++++ Data section
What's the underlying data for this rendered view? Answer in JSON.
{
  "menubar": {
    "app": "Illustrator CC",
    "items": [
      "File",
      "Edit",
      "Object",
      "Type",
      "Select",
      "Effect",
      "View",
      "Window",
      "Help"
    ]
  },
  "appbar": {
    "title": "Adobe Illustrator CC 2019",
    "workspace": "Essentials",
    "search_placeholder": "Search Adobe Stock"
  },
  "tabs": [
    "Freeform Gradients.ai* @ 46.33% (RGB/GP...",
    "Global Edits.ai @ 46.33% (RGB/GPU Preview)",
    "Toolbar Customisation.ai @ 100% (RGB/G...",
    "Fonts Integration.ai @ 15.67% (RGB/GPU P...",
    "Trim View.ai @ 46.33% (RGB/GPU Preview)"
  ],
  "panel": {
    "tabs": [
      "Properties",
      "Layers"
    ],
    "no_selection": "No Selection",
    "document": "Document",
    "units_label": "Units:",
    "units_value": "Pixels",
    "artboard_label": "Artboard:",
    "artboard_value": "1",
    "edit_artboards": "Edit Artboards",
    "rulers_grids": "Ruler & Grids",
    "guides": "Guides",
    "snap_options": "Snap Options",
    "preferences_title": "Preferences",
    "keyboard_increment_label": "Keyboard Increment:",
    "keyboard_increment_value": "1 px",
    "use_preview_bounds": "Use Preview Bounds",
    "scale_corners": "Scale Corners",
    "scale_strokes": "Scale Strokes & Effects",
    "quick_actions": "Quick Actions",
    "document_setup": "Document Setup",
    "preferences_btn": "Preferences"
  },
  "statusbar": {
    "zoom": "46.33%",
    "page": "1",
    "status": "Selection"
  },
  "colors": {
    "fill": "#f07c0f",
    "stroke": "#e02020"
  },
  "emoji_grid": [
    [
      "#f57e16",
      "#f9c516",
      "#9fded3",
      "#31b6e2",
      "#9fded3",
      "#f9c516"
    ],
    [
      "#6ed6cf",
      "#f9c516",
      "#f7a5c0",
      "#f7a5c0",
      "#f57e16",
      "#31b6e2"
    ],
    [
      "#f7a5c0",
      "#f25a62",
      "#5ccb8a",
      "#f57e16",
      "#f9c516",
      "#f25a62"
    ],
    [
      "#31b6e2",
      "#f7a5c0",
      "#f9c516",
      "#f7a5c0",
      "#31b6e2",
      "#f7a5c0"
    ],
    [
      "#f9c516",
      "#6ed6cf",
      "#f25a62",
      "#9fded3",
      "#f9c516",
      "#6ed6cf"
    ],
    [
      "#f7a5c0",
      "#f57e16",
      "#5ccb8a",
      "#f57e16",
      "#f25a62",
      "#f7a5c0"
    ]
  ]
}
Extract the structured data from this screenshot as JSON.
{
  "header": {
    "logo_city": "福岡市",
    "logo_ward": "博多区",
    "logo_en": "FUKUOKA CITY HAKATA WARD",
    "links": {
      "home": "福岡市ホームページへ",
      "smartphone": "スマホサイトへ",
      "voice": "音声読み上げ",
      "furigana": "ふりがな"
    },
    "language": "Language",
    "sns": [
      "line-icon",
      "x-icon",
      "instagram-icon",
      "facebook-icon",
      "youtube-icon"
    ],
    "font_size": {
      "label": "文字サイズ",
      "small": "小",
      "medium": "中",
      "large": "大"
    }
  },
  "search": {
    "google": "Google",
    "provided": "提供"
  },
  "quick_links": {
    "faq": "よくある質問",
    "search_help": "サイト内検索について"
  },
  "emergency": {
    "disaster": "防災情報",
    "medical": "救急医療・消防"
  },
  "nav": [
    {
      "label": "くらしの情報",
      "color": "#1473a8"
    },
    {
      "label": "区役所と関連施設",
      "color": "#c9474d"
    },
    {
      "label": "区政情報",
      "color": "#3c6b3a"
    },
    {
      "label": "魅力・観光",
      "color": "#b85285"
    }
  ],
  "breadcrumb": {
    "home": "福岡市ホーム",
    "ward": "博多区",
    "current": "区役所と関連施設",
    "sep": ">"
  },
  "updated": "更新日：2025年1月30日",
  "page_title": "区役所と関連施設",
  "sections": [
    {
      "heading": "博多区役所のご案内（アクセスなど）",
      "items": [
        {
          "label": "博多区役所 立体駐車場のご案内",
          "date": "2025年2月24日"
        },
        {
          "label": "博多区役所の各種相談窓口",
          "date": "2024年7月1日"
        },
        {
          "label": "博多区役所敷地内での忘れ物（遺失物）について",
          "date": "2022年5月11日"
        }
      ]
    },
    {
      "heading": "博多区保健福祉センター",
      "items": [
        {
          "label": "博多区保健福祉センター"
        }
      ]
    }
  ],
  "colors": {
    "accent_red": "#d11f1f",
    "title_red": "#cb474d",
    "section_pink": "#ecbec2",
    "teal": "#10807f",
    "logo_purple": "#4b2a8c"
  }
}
++++++++
*What to work on*:
Show, from the listing above, each line that contains the word "Preview".

*Exercise response*:
    "Global Edits.ai @ 46.33% (RGB/GPU Preview)",
    "Trim View.ai @ 46.33% (RGB/GPU Preview)"
    "use_preview_bounds": "Use Preview Bounds",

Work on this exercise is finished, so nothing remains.